Extract all lines that hold "circle" from the records below.

Items from a data source
......

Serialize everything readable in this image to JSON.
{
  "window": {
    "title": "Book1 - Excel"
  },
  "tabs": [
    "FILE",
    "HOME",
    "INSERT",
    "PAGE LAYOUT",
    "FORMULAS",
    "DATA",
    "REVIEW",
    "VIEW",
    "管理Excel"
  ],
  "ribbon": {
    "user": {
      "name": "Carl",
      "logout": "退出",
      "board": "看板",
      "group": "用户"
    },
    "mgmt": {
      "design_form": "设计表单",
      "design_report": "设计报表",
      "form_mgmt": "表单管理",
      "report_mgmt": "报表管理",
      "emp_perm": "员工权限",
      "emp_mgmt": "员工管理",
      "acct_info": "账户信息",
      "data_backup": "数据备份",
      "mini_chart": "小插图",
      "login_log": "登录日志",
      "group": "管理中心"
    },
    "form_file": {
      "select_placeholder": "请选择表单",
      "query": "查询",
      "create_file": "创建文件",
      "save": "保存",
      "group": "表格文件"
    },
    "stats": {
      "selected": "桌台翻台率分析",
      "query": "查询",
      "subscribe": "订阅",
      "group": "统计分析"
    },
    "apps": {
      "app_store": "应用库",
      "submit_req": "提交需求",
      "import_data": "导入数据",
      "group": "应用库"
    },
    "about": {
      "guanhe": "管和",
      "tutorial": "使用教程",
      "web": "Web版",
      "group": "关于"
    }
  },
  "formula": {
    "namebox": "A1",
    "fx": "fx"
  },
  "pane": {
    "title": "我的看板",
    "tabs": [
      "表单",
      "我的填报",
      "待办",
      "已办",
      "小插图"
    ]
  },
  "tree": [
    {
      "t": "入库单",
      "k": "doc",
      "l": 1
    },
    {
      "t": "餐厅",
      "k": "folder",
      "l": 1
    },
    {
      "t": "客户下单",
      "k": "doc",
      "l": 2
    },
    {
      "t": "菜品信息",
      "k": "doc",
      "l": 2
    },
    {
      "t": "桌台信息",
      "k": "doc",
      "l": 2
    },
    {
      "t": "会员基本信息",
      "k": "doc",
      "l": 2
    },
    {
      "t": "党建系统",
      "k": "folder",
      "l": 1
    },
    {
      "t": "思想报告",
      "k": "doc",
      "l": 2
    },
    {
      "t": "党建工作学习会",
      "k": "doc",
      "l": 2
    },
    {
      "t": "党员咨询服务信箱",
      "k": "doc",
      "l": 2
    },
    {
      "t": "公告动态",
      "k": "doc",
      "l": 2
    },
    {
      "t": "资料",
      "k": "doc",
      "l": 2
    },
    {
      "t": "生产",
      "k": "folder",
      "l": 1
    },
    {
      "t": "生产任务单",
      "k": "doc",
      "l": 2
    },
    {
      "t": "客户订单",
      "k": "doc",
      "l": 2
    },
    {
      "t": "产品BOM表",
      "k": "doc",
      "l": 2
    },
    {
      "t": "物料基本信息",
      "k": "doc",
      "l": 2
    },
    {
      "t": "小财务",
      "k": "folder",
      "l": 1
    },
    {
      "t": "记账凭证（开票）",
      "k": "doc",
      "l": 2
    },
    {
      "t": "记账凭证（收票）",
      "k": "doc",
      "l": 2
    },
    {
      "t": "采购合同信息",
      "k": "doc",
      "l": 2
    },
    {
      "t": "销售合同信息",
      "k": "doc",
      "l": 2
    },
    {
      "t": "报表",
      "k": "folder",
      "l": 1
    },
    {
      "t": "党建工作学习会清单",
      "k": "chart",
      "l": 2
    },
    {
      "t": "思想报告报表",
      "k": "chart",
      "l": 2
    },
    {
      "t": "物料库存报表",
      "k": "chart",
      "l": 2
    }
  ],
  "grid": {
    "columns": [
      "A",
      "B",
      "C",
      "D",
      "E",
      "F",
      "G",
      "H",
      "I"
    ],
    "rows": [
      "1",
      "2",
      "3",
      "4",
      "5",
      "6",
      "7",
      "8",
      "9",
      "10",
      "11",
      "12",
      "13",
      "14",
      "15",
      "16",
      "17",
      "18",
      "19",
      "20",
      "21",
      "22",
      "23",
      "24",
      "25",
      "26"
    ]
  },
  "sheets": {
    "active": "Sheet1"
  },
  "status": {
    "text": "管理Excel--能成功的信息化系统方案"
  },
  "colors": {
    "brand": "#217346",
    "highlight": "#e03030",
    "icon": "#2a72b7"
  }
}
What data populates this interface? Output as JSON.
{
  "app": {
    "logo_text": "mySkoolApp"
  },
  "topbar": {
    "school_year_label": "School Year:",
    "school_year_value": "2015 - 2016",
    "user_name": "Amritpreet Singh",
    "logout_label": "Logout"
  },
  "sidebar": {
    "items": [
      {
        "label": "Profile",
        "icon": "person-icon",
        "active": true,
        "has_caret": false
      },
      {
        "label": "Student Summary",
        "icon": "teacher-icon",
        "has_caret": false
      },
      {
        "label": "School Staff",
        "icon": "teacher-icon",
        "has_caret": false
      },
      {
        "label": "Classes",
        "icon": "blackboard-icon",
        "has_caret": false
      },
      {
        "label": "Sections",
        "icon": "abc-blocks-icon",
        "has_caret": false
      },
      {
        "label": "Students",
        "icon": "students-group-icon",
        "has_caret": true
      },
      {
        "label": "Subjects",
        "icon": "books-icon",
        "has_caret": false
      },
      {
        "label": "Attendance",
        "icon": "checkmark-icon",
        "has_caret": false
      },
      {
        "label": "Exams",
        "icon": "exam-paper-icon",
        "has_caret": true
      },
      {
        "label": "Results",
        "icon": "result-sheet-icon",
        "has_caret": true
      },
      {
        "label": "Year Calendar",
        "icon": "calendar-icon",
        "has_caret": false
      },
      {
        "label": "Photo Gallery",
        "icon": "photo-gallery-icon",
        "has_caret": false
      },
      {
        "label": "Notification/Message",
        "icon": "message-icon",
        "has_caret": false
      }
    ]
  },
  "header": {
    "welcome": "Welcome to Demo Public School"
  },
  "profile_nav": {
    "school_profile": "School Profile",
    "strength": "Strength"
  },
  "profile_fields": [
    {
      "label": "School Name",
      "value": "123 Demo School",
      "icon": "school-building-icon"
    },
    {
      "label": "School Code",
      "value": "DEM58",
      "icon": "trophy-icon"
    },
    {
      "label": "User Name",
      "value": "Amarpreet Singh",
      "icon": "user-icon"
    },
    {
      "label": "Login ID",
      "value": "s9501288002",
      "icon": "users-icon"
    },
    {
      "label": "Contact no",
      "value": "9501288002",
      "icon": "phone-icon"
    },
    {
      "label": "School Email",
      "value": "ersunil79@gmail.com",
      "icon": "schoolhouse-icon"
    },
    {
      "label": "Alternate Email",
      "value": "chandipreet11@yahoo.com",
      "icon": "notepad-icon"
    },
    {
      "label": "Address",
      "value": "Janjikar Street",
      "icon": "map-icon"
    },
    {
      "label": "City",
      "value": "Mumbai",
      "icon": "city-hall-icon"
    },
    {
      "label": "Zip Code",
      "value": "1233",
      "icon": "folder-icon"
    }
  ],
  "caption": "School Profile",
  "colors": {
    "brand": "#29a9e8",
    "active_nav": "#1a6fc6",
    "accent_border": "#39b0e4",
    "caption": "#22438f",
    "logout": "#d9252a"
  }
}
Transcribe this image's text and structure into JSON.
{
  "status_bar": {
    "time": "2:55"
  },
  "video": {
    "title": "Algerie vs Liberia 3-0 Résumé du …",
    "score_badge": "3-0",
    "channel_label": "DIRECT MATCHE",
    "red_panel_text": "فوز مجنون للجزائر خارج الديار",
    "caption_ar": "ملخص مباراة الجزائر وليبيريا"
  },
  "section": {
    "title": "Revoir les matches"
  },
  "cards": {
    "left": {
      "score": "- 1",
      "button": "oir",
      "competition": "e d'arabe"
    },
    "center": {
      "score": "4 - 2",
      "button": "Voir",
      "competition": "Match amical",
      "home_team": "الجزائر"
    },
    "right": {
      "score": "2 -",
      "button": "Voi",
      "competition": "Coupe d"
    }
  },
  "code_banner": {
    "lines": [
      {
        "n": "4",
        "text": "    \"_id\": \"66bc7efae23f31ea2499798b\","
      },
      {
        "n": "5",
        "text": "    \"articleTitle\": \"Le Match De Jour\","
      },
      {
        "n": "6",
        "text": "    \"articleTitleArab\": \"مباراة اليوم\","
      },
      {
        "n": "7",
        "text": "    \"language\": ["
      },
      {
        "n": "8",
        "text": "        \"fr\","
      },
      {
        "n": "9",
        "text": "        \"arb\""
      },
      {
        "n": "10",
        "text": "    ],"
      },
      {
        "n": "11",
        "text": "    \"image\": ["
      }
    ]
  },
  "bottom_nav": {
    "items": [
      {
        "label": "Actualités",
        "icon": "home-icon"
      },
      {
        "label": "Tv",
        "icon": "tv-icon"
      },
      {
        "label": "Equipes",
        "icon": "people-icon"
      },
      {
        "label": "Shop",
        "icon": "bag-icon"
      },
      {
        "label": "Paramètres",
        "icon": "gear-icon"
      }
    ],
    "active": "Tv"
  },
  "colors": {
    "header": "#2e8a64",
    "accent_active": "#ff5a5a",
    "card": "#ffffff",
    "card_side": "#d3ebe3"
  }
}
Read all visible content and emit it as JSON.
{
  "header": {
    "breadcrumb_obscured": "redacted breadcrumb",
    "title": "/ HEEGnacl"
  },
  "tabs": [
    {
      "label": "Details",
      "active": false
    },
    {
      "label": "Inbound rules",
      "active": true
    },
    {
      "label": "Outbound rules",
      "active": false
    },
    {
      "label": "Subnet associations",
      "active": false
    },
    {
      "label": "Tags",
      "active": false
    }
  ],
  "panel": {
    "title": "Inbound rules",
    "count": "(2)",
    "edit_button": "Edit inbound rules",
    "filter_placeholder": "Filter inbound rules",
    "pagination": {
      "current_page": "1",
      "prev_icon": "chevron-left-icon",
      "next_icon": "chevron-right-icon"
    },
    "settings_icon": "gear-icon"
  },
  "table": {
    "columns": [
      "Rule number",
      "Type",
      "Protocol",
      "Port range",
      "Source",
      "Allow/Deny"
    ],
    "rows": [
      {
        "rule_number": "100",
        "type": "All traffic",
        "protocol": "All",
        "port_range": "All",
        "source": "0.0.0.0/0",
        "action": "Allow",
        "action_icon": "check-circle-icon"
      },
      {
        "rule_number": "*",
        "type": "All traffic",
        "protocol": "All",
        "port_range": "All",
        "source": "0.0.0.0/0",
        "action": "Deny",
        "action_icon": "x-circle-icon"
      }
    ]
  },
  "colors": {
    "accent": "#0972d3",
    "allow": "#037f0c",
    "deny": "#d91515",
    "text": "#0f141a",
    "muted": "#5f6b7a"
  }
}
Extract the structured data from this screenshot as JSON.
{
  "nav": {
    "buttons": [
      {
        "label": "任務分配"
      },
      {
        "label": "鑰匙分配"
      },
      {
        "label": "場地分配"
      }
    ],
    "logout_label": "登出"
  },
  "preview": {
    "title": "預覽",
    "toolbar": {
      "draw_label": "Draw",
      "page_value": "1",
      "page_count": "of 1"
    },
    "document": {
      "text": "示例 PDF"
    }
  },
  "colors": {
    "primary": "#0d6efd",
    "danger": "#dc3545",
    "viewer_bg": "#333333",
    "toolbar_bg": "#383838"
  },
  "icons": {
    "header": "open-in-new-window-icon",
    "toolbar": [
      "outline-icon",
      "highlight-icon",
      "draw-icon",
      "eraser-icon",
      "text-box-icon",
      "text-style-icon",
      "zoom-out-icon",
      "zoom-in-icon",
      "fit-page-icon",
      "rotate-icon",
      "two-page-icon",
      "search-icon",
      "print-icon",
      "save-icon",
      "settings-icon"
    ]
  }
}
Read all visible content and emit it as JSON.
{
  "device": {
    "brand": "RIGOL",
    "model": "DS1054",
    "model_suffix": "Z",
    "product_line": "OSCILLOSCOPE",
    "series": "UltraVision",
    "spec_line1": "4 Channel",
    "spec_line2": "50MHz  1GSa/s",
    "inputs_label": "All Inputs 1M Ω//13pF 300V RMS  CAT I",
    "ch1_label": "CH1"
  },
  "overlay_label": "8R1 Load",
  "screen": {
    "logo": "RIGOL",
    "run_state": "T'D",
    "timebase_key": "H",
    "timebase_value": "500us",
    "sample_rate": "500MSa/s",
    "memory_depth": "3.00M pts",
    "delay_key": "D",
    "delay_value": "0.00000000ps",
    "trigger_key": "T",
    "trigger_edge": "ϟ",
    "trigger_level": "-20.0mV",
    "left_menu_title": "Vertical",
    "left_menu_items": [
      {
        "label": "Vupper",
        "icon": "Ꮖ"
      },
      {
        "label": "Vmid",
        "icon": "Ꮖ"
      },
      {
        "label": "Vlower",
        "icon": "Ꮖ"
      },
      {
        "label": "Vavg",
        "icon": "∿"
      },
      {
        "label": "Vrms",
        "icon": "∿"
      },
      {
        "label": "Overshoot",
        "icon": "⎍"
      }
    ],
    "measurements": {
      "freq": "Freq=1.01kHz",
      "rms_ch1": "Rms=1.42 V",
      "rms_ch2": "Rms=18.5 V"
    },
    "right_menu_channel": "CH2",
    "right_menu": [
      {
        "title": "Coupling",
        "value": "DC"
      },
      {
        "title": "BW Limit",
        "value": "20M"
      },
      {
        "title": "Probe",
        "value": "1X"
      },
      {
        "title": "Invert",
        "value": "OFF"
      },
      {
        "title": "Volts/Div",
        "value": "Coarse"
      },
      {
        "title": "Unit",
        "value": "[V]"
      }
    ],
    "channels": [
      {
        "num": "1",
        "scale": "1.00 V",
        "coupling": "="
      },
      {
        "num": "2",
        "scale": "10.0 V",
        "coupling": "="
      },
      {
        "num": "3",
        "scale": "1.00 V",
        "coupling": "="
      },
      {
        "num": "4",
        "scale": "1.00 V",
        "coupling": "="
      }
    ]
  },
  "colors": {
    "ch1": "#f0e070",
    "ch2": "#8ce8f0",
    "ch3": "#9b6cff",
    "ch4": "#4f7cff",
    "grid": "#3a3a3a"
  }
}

......

> _RESPONSE TO THIS TASK_:
        "action_icon": "check-circle-icon"
        "action_icon": "x-circle-icon"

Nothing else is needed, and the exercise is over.